» **Task statement**
Search the material below for the string "всякаго" and list each line that holds it.
--- BEGIN Records to process ---
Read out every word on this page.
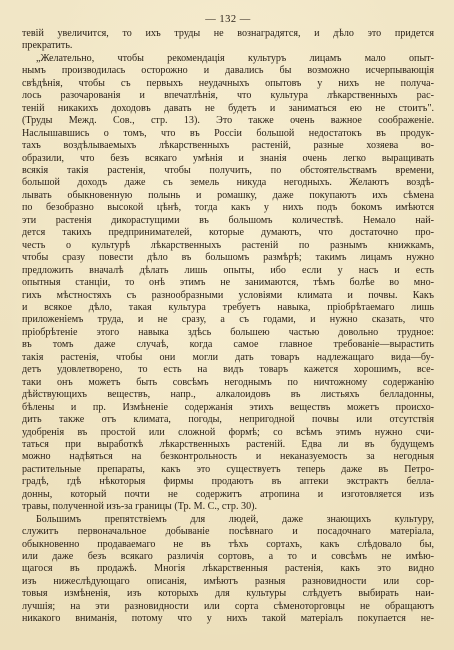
— 132 —
тевій увеличится, то ихъ труды не вознаградятся, и дѣло это придется
прекратить.
„Желательно, чтобы рекомендація культуръ лицамъ мало опыт-
нымъ производилась осторожно и давались бы возможно исчерпывающія
свѣдѣнія, чтобы съ первыхъ неудачныхъ опытовъ у нихъ не получа-
лось разочарованія и впечатлѣнія, что культура лѣкарственныхъ рас-
теній никакихъ доходовъ давать не будетъ и заниматься ею не стоитъ".
(Труды Межд. Сов., стр. 13). Это также очень важное соображеніе.
Наслышавшись о томъ, что въ Россіи большой недостатокъ въ продук-
тахъ воздѣлываемыхъ лѣкарственныхъ растеній, разные хозяева во-
образили, что безъ всякаго умѣнія и знанія очень легко выращивать
всякія такія растенія, чтобы получить, по обстоятельствамъ времени,
большой доходъ даже съ земель никуда негодныхъ. Желаютъ воздѣ-
лывать обыкновенную полынь и ромашку, даже покупаютъ ихъ сѣмена
по безобразно высокой цѣнѣ, тогда какъ у нихъ подъ бокомъ имѣются
эти растенія дикорастущими въ большомъ количествѣ. Немало най-
дется такихъ предпринимателей, которые думаютъ, что достаточно про-
честь о культурѣ лѣкарственныхъ растеній по разнымъ книжкамъ,
чтобы сразу повести дѣло въ большомъ размѣрѣ; такимъ лицамъ нужно
предложить вначалѣ дѣлать лишь опыты, ибо если у насъ и есть
опытныя станціи, то онѣ этимъ не занимаются, тѣмъ болѣе во мно-
гихъ мѣстностяхъ съ разнообразными условіями климата и почвы. Какъ
и всякое дѣло, такая культура требуетъ навыка, пріобрѣтаемаго лишь
приложеніемъ труда, и не сразу, а съ годами, и нужно сказать, что
пріобрѣтеніе этого навыка здѣсь большею частью довольно трудное:
въ томъ даже случаѣ, когда самое главное требованіе—вырастить
такія растенія, чтобы они могли дать товаръ надлежащаго вида—бу-
детъ удовлетворено, то есть на видъ товаръ кажется хорошимъ, все-
таки онъ можетъ быть совсѣмъ негоднымъ по ничтожному содержанію
дѣйствующихъ веществъ, напр., алкалоидовъ въ листьяхъ белладонны,
бѣлены и пр. Измѣненіе содержанія этихъ веществъ можетъ происхо-
дить также отъ климата, погоды, непригодной почвы или отсутствія
удобренія въ простой или сложной формѣ; со всѣмъ этимъ нужно счи-
таться при выработкѣ лѣкарственныхъ растеній. Едва ли въ будущемъ
можно надѣяться на безконтрольность и неканазуемость за негодныя
растительные препараты, какъ это существуетъ теперь даже въ Петро-
градѣ, гдѣ нѣкоторыя фирмы продаютъ въ аптеки экстрактъ белла-
донны, который почти не содержитъ атропина и изготовляется изъ
травы, полученной изъ-за границы (Тр. М. С., стр. 30).
Большимъ препятствіемъ для людей, даже знающихъ культуру,
служитъ первоначальное добываніе посѣвнаго и посадочнаго матеріала,
обыкновенно продаваемаго не въ тѣхъ сортахъ, какъ слѣдовало бы,
или даже безъ всякаго различія сортовъ, а то и совсѣмъ не имѣю-
щагося въ продажѣ. Многія лѣкарственныя растенія, какъ это видно
изъ нижеслѣдующаго описанія, имѣютъ разныя разновидности или сор-
товыя измѣненія, изъ которыхъ для культуры слѣдуетъ выбирать наи-
лучшія; на эти разновидности или сорта сѣменоторговцы не обращаютъ
никакого вниманія, потому что у нихъ такой матеріалъ покупается не-
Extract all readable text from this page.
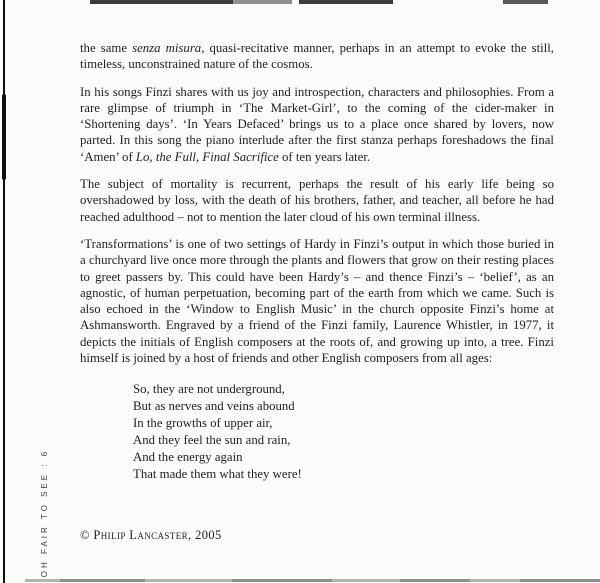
OH FAIR TO SEE : 6

the same senza misura, quasi-recitative manner, perhaps in an attempt to evoke the still, timeless, unconstrained nature of the cosmos.

In his songs Finzi shares with us joy and introspection, characters and philosophies. From a rare glimpse of triumph in ‘The Market-Girl’, to the coming of the cider-maker in ‘Shortening days’. ‘In Years Defaced’ brings us to a place once shared by lovers, now parted. In this song the piano interlude after the first stanza perhaps foreshadows the final ‘Amen’ of Lo, the Full, Final Sacrifice of ten years later.

The subject of mortality is recurrent, perhaps the result of his early life being so overshadowed by loss, with the death of his brothers, father, and teacher, all before he had reached adulthood – not to mention the later cloud of his own terminal illness.

‘Transformations’ is one of two settings of Hardy in Finzi’s output in which those buried in a churchyard live once more through the plants and flowers that grow on their resting places to greet passers by. This could have been Hardy’s – and thence Finzi’s – ‘belief’, as an agnostic, of human perpetuation, becoming part of the earth from which we came. Such is also echoed in the ‘Window to English Music’ in the church opposite Finzi’s home at Ashmansworth. Engraved by a friend of the Finzi family, Laurence Whistler, in 1977, it depicts the initials of English composers at the roots of, and growing up into, a tree. Finzi himself is joined by a host of friends and other English composers from all ages:

So, they are not underground,
But as nerves and veins abound
In the growths of upper air,
And they feel the sun and rain,
And the energy again
That made them what they were!
© Philip Lancaster, 2005
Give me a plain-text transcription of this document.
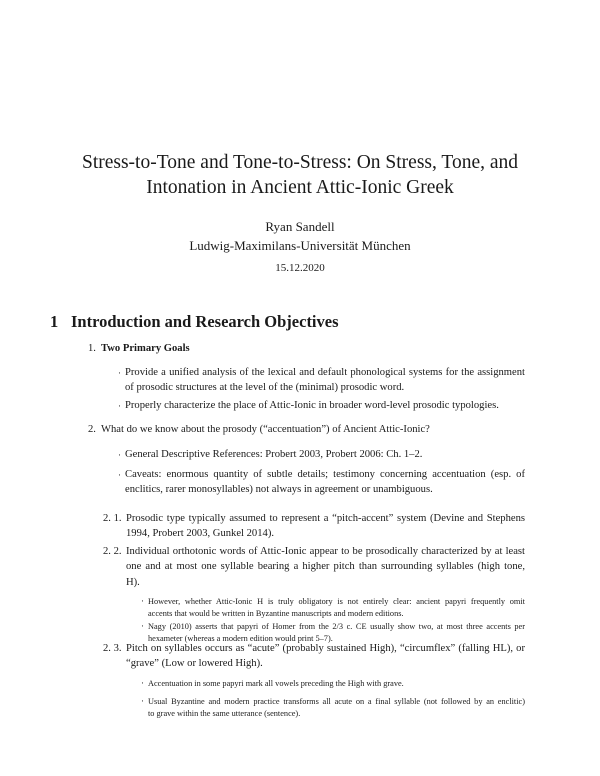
Stress-to-Tone and Tone-to-Stress: On Stress, Tone, and
Intonation in Ancient Attic-Ionic Greek
Ryan Sandell
Ludwig-Maximilans-Universität München
15.12.2020
1 Introduction and Research Objectives
1. Two Primary Goals
· Provide a unified analysis of the lexical and default phonological systems for the assignment
of prosodic structures at the level of the (minimal) prosodic word.
· Properly characterize the place of Attic-Ionic in broader word-level prosodic typologies.
2. What do we know about the prosody (“accentuation”) of Ancient Attic-Ionic?
· General Descriptive References: Probert 2003, Probert 2006: Ch. 1–2.
· Caveats: enormous quantity of subtle details; testimony concerning accentuation (esp. of
enclitics, rarer monosyllables) not always in agreement or unambiguous.
2. 1. Prosodic type typically assumed to represent a “pitch-accent” system (Devine and Stephens
1994, Probert 2003, Gunkel 2014).
2. 2. Individual orthotonic words of Attic-Ionic appear to be prosodically characterized by at least
one and at most one syllable bearing a higher pitch than surrounding syllables (high tone,
H).
· However, whether Attic-Ionic H is truly obligatory is not entirely clear: ancient papyri frequently omit
accents that would be written in Byzantine manuscripts and modern editions.
· Nagy (2010) asserts that papyri of Homer from the 2/3 c. CE usually show two, at most three accents per
hexameter (whereas a modern edition would print 5–7).
2. 3. Pitch on syllables occurs as “acute” (probably sustained High), “circumflex” (falling HL), or
“grave” (Low or lowered High).
· Accentuation in some papyri mark all vowels preceding the High with grave.
· Usual Byzantine and modern practice transforms all acute on a final syllable (not followed by an enclitic)
to grave within the same utterance (sentence).
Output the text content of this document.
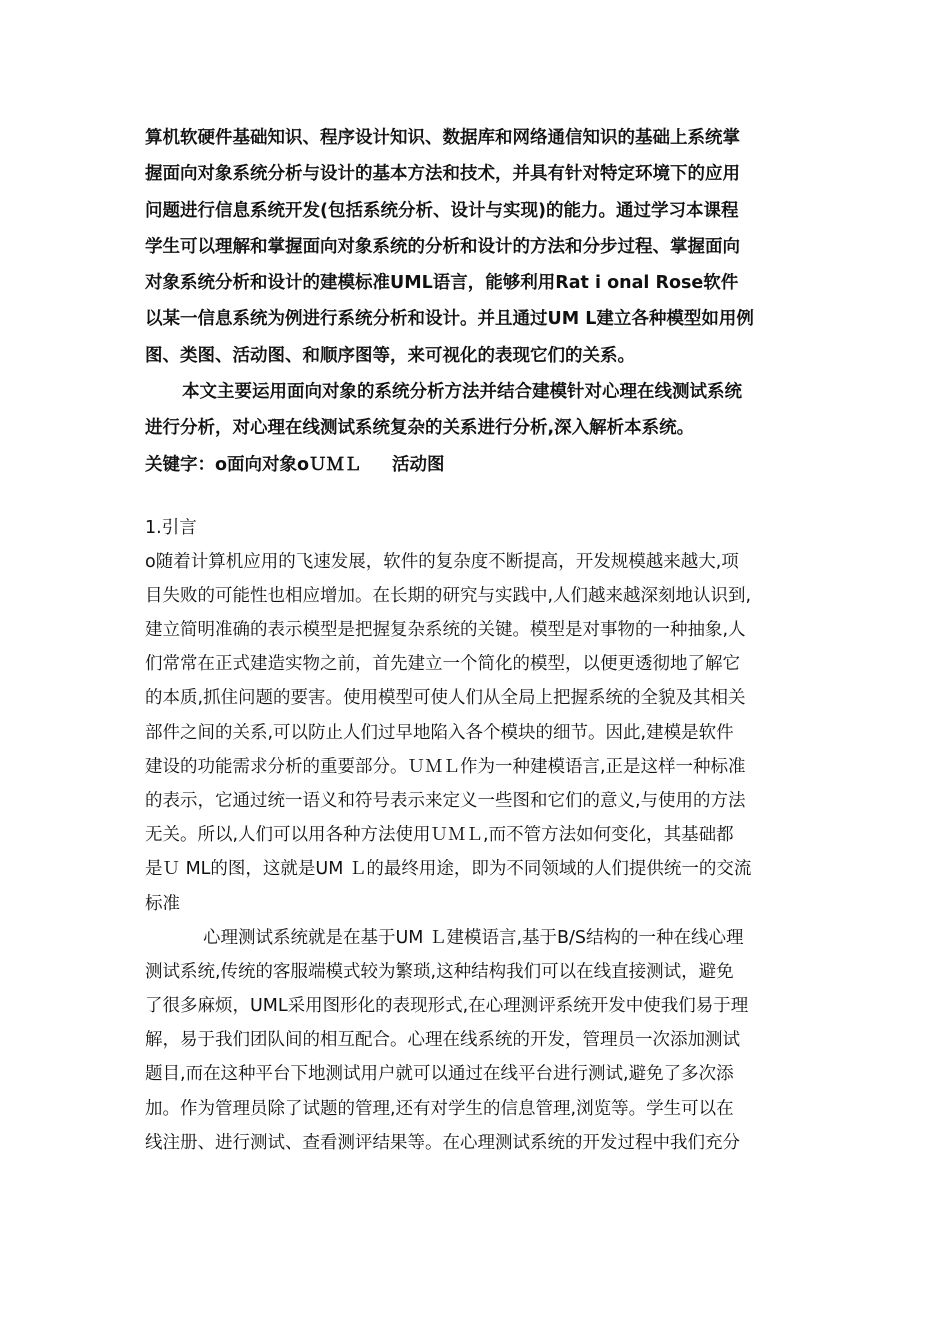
算机软硬件基础知识、程序设计知识、数据库和网络通信知识的基础上系统掌
握面向对象系统分析与设计的基本方法和技术，并具有针对特定环境下的应用
问题进行信息系统开发(包括系统分析、设计与实现)的能力。通过学习本课程
学生可以理解和掌握面向对象系统的分析和设计的方法和分步过程、掌握面向
对象系统分析和设计的建模标准UML语言，能够利用Rat i onal Rose软件
以某一信息系统为例进行系统分析和设计。并且通过UM L建立各种模型如用例
图、类图、活动图、和顺序图等，来可视化的表现它们的关系。
本文主要运用面向对象的系统分析方法并结合建模针对心理在线测试系统
进行分析，对心理在线测试系统复杂的关系进行分析,深入解析本系统。
关键字：o面向对象oＵＭＬ     活动图
1.引言
o随着计算机应用的飞速发展，软件的复杂度不断提高，开发规模越来越大,项
目失败的可能性也相应增加。在长期的研究与实践中,人们越来越深刻地认识到,
建立简明准确的表示模型是把握复杂系统的关键。模型是对事物的一种抽象,人
们常常在正式建造实物之前，首先建立一个简化的模型，以便更透彻地了解它
的本质,抓住问题的要害。使用模型可使人们从全局上把握系统的全貌及其相关
部件之间的关系,可以防止人们过早地陷入各个模块的细节。因此,建模是软件
建设的功能需求分析的重要部分。ＵＭＬ作为一种建模语言,正是这样一种标准
的表示，它通过统一语义和符号表示来定义一些图和它们的意义,与使用的方法
无关。所以,人们可以用各种方法使用ＵＭＬ,而不管方法如何变化，其基础都
是Ｕ ML的图，这就是UM Ｌ的最终用途，即为不同领域的人们提供统一的交流
标准
心理测试系统就是在基于UM Ｌ建模语言,基于B/S结构的一种在线心理
测试系统,传统的客服端模式较为繁琐,这种结构我们可以在线直接测试，避免
了很多麻烦，UML采用图形化的表现形式,在心理测评系统开发中使我们易于理
解，易于我们团队间的相互配合。心理在线系统的开发，管理员一次添加测试
题目,而在这种平台下地测试用户就可以通过在线平台进行测试,避免了多次添
加。作为管理员除了试题的管理,还有对学生的信息管理,浏览等。学生可以在
线注册、进行测试、查看测评结果等。在心理测试系统的开发过程中我们充分
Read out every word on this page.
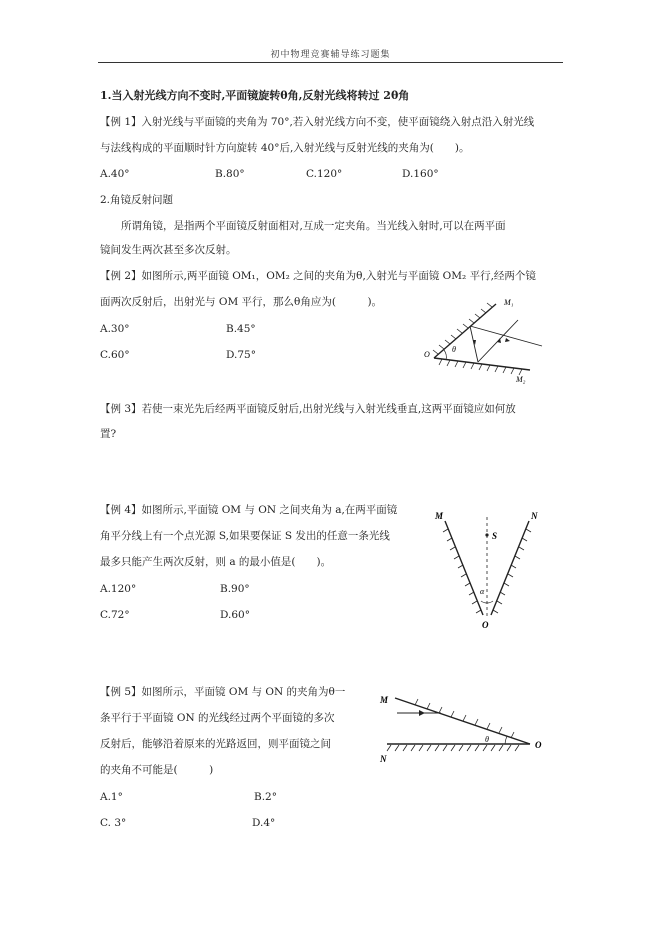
初中物理竞赛辅导练习题集
1.当入射光线方向不变时,平面镜旋转θ角,反射光线将转过 2θ角
【例 1】入射光线与平面镜的夹角为 70°,若入射光线方向不变，使平面镜绕入射点沿入射光线
与法线构成的平面顺时针方向旋转 40°后,入射光线与反射光线的夹角为(　　)。
A.40°	B.80°	C.120°	D.160°
2.角镜反射问题
所谓角镜，是指两个平面镜反射面相对,互成一定夹角。当光线入射时,可以在两平面
镜间发生两次甚至多次反射。
【例 2】如图所示,两平面镜 OM₁，OM₂ 之间的夹角为θ,入射光与平面镜 OM₂ 平行,经两个镜
面两次反射后，出射光与 OM 平行，那么θ角应为(　　　)。
A.30°	B.45°
C.60°	D.75°
M₁
M₂
O
θ
【例 3】若使一束光先后经两平面镜反射后,出射光线与入射光线垂直,这两平面镜应如何放
置?
【例 4】如图所示,平面镜 OM 与 ON 之间夹角为 a,在两平面镜
角平分线上有一个点光源 S,如果要保证 S 发出的任意一条光线
最多只能产生两次反射，则 a 的最小值是(　　)。
A.120°	B.90°
C.72°	D.60°
M	N
S
O
α
【例 5】如图所示，平面镜 OM 与 ON 的夹角为θ一
条平行于平面镜 ON 的光线经过两个平面镜的多次
反射后，能够沿着原来的光路返回，则平面镜之间
的夹角不可能是(　　　)
A.1°	B.2°
C. 3°	D.4°
M
N
O
θ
--- END Records to process ---
» **Response**
образили, что безъ всякаго умѣнія и знанія очень легко выращивать
или даже безъ всякаго различія сортовъ, а то и совсѣмъ не имѣю-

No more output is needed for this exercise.